Written exercise —
Copy nothing but the text: repeat each entry exactly and drop the images.

________________________________________

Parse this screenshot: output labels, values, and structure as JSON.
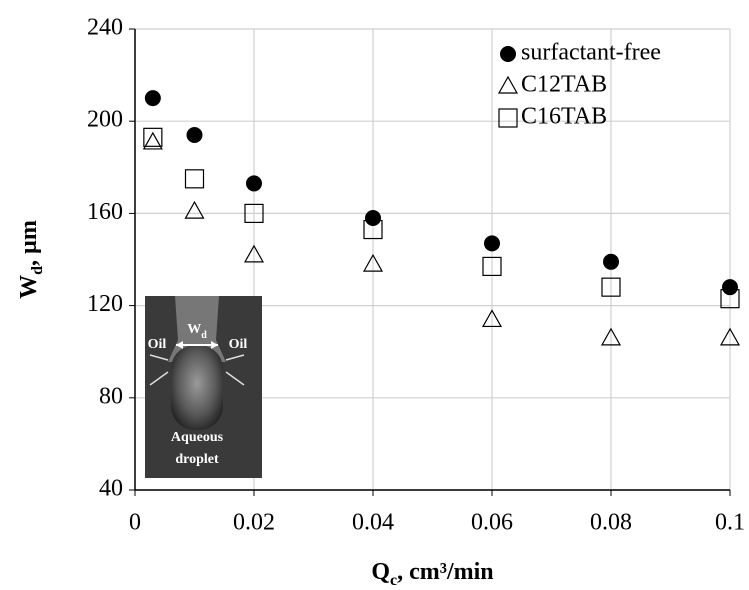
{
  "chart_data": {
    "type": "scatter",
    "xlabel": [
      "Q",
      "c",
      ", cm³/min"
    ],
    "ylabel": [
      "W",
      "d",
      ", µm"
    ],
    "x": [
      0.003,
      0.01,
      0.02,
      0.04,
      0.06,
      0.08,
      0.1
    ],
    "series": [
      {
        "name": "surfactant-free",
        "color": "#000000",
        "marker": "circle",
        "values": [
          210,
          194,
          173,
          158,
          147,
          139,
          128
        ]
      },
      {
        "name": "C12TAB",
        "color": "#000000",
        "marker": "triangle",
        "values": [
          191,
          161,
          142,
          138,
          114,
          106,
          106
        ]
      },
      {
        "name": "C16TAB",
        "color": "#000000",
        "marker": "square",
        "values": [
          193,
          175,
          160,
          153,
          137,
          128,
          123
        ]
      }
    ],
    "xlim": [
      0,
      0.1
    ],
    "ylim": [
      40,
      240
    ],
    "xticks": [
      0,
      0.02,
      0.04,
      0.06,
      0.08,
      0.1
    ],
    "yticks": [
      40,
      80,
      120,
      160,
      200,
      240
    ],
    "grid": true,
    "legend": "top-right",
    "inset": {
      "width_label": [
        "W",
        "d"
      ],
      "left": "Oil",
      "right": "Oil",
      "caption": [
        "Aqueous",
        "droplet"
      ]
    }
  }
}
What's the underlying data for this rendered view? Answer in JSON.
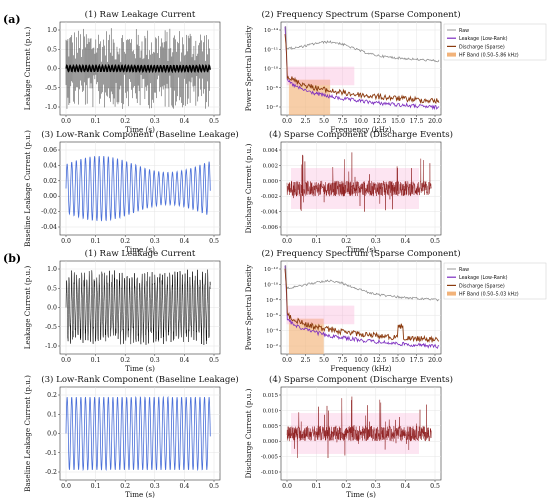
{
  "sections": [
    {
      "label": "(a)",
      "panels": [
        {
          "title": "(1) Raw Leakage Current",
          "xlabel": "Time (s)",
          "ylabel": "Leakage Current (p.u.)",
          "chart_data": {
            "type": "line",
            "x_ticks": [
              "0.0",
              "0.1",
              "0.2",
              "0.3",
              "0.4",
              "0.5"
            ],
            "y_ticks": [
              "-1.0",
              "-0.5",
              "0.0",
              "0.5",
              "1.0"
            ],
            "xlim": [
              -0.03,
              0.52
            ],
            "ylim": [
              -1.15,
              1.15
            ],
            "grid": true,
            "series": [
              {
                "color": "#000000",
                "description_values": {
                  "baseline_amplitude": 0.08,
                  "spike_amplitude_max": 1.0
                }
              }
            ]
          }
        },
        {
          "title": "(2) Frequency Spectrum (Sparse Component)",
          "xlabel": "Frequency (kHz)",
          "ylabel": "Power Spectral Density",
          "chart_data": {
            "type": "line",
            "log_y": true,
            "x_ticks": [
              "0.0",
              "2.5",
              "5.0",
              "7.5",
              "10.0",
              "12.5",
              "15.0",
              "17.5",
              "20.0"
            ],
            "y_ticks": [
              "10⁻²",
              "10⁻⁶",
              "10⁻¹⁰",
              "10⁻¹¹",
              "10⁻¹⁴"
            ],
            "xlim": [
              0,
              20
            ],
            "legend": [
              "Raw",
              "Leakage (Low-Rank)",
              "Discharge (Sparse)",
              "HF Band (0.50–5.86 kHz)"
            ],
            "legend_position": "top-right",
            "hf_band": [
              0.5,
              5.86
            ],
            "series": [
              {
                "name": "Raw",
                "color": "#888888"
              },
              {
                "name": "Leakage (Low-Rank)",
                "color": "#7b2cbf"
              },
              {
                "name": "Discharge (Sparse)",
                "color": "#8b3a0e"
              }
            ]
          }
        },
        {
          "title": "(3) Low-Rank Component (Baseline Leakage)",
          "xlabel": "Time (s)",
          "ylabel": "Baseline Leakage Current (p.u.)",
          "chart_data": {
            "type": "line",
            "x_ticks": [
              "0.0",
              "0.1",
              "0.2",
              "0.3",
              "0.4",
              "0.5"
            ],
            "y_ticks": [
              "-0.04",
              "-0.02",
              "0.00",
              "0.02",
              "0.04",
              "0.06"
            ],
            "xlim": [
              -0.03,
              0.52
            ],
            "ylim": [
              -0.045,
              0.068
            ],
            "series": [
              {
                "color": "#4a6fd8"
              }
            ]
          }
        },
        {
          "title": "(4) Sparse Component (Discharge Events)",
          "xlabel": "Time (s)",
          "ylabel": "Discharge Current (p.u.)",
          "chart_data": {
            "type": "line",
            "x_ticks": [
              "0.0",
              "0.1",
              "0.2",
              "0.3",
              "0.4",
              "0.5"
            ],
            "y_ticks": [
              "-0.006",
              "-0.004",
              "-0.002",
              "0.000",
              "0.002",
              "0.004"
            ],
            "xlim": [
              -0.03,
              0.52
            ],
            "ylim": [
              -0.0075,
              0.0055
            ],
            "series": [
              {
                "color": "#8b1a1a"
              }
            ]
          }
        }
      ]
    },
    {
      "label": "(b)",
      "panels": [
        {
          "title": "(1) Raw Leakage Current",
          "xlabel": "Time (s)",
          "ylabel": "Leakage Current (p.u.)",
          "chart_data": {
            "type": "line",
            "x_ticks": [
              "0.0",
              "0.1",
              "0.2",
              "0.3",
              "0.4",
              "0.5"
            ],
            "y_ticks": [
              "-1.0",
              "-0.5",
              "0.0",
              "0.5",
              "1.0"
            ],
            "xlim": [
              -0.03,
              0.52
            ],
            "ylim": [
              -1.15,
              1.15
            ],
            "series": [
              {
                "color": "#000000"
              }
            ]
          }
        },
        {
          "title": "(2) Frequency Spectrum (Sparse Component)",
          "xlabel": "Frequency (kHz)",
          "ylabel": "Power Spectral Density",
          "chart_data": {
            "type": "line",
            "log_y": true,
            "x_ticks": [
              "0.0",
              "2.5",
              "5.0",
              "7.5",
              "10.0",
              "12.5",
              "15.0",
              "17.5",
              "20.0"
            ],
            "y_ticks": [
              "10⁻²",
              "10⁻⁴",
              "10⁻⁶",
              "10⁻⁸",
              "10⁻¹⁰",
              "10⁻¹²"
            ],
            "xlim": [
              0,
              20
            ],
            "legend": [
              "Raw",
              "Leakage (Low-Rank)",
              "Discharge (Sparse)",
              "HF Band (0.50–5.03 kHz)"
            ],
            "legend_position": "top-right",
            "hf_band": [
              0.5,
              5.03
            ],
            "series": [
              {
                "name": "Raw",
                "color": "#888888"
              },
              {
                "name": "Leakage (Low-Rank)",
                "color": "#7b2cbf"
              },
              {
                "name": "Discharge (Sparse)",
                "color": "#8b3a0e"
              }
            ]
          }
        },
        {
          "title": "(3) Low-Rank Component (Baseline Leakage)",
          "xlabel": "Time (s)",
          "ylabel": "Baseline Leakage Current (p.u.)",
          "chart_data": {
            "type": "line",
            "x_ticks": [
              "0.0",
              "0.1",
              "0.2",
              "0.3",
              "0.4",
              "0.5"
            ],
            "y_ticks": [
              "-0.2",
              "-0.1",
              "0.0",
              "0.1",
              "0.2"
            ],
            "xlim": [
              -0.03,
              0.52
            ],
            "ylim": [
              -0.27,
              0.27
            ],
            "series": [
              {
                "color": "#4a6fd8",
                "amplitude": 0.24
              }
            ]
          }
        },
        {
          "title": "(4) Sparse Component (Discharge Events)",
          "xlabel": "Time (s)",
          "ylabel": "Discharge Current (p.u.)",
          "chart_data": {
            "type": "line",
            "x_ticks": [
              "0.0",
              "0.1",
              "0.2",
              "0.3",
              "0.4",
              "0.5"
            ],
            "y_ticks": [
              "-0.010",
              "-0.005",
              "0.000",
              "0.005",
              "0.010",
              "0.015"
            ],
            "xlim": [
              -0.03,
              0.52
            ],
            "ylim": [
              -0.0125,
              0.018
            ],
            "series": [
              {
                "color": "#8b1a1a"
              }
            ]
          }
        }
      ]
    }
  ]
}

________________________________________

The answer —
Parse this screenshot: output labels, values, and structure as JSON.
{
  "chart_data": {
    "type": "scatter",
    "xlabel": [
      "Q",
      "c",
      ", cm³/min"
    ],
    "ylabel": [
      "W",
      "d",
      ", µm"
    ],
    "x": [
      0.003,
      0.01,
      0.02,
      0.04,
      0.06,
      0.08,
      0.1
    ],
    "series": [
      {
        "name": "surfactant-free",
        "color": "#000000",
        "marker": "circle",
        "values": [
          210,
          194,
          173,
          158,
          147,
          139,
          128
        ]
      },
      {
        "name": "C12TAB",
        "color": "#000000",
        "marker": "triangle",
        "values": [
          191,
          161,
          142,
          138,
          114,
          106,
          106
        ]
      },
      {
        "name": "C16TAB",
        "color": "#000000",
        "marker": "square",
        "values": [
          193,
          175,
          160,
          153,
          137,
          128,
          123
        ]
      }
    ],
    "xlim": [
      0,
      0.1
    ],
    "ylim": [
      40,
      240
    ],
    "xticks": [
      0,
      0.02,
      0.04,
      0.06,
      0.08,
      0.1
    ],
    "yticks": [
      40,
      80,
      120,
      160,
      200,
      240
    ],
    "grid": true,
    "legend": "top-right",
    "inset": {
      "width_label": [
        "W",
        "d"
      ],
      "left": "Oil",
      "right": "Oil",
      "caption": [
        "Aqueous",
        "droplet"
      ]
    }
  }
}
What's the underlying data for this rendered view? Answer in JSON.
{
  "sections": [
    {
      "label": "(a)",
      "panels": [
        {
          "title": "(1) Raw Leakage Current",
          "xlabel": "Time (s)",
          "ylabel": "Leakage Current (p.u.)",
          "chart_data": {
            "type": "line",
            "x_ticks": [
              "0.0",
              "0.1",
              "0.2",
              "0.3",
              "0.4",
              "0.5"
            ],
            "y_ticks": [
              "-1.0",
              "-0.5",
              "0.0",
              "0.5",
              "1.0"
            ],
            "xlim": [
              -0.03,
              0.52
            ],
            "ylim": [
              -1.15,
              1.15
            ],
            "grid": true,
            "series": [
              {
                "color": "#000000",
                "description_values": {
                  "baseline_amplitude": 0.08,
                  "spike_amplitude_max": 1.0
                }
              }
            ]
          }
        },
        {
          "title": "(2) Frequency Spectrum (Sparse Component)",
          "xlabel": "Frequency (kHz)",
          "ylabel": "Power Spectral Density",
          "chart_data": {
            "type": "line",
            "log_y": true,
            "x_ticks": [
              "0.0",
              "2.5",
              "5.0",
              "7.5",
              "10.0",
              "12.5",
              "15.0",
              "17.5",
              "20.0"
            ],
            "y_ticks": [
              "10⁻²",
              "10⁻⁶",
              "10⁻¹⁰",
              "10⁻¹¹",
              "10⁻¹⁴"
            ],
            "xlim": [
              0,
              20
            ],
            "legend": [
              "Raw",
              "Leakage (Low-Rank)",
              "Discharge (Sparse)",
              "HF Band (0.50–5.86 kHz)"
            ],
            "legend_position": "top-right",
            "hf_band": [
              0.5,
              5.86
            ],
            "series": [
              {
                "name": "Raw",
                "color": "#888888"
              },
              {
                "name": "Leakage (Low-Rank)",
                "color": "#7b2cbf"
              },
              {
                "name": "Discharge (Sparse)",
                "color": "#8b3a0e"
              }
            ]
          }
        },
        {
          "title": "(3) Low-Rank Component (Baseline Leakage)",
          "xlabel": "Time (s)",
          "ylabel": "Baseline Leakage Current (p.u.)",
          "chart_data": {
            "type": "line",
            "x_ticks": [
              "0.0",
              "0.1",
              "0.2",
              "0.3",
              "0.4",
              "0.5"
            ],
            "y_ticks": [
              "-0.04",
              "-0.02",
              "0.00",
              "0.02",
              "0.04",
              "0.06"
            ],
            "xlim": [
              -0.03,
              0.52
            ],
            "ylim": [
              -0.045,
              0.068
            ],
            "series": [
              {
                "color": "#4a6fd8"
              }
            ]
          }
        },
        {
          "title": "(4) Sparse Component (Discharge Events)",
          "xlabel": "Time (s)",
          "ylabel": "Discharge Current (p.u.)",
          "chart_data": {
            "type": "line",
            "x_ticks": [
              "0.0",
              "0.1",
              "0.2",
              "0.3",
              "0.4",
              "0.5"
            ],
            "y_ticks": [
              "-0.006",
              "-0.004",
              "-0.002",
              "0.000",
              "0.002",
              "0.004"
            ],
            "xlim": [
              -0.03,
              0.52
            ],
            "ylim": [
              -0.0075,
              0.0055
            ],
            "series": [
              {
                "color": "#8b1a1a"
              }
            ]
          }
        }
      ]
    },
    {
      "label": "(b)",
      "panels": [
        {
          "title": "(1) Raw Leakage Current",
          "xlabel": "Time (s)",
          "ylabel": "Leakage Current (p.u.)",
          "chart_data": {
            "type": "line",
            "x_ticks": [
              "0.0",
              "0.1",
              "0.2",
              "0.3",
              "0.4",
              "0.5"
            ],
            "y_ticks": [
              "-1.0",
              "-0.5",
              "0.0",
              "0.5",
              "1.0"
            ],
            "xlim": [
              -0.03,
              0.52
            ],
            "ylim": [
              -1.15,
              1.15
            ],
            "series": [
              {
                "color": "#000000"
              }
            ]
          }
        },
        {
          "title": "(2) Frequency Spectrum (Sparse Component)",
          "xlabel": "Frequency (kHz)",
          "ylabel": "Power Spectral Density",
          "chart_data": {
            "type": "line",
            "log_y": true,
            "x_ticks": [
              "0.0",
              "2.5",
              "5.0",
              "7.5",
              "10.0",
              "12.5",
              "15.0",
              "17.5",
              "20.0"
            ],
            "y_ticks": [
              "10⁻²",
              "10⁻⁴",
              "10⁻⁶",
              "10⁻⁸",
              "10⁻¹⁰",
              "10⁻¹²"
            ],
            "xlim": [
              0,
              20
            ],
            "legend": [
              "Raw",
              "Leakage (Low-Rank)",
              "Discharge (Sparse)",
              "HF Band (0.50–5.03 kHz)"
            ],
            "legend_position": "top-right",
            "hf_band": [
              0.5,
              5.03
            ],
            "series": [
              {
                "name": "Raw",
                "color": "#888888"
              },
              {
                "name": "Leakage (Low-Rank)",
                "color": "#7b2cbf"
              },
              {
                "name": "Discharge (Sparse)",
                "color": "#8b3a0e"
              }
            ]
          }
        },
        {
          "title": "(3) Low-Rank Component (Baseline Leakage)",
          "xlabel": "Time (s)",
          "ylabel": "Baseline Leakage Current (p.u.)",
          "chart_data": {
            "type": "line",
            "x_ticks": [
              "0.0",
              "0.1",
              "0.2",
              "0.3",
              "0.4",
              "0.5"
            ],
            "y_ticks": [
              "-0.2",
              "-0.1",
              "0.0",
              "0.1",
              "0.2"
            ],
            "xlim": [
              -0.03,
              0.52
            ],
            "ylim": [
              -0.27,
              0.27
            ],
            "series": [
              {
                "color": "#4a6fd8",
                "amplitude": 0.24
              }
            ]
          }
        },
        {
          "title": "(4) Sparse Component (Discharge Events)",
          "xlabel": "Time (s)",
          "ylabel": "Discharge Current (p.u.)",
          "chart_data": {
            "type": "line",
            "x_ticks": [
              "0.0",
              "0.1",
              "0.2",
              "0.3",
              "0.4",
              "0.5"
            ],
            "y_ticks": [
              "-0.010",
              "-0.005",
              "0.000",
              "0.005",
              "0.010",
              "0.015"
            ],
            "xlim": [
              -0.03,
              0.52
            ],
            "ylim": [
              -0.0125,
              0.018
            ],
            "series": [
              {
                "color": "#8b1a1a"
              }
            ]
          }
        }
      ]
    }
  ]
}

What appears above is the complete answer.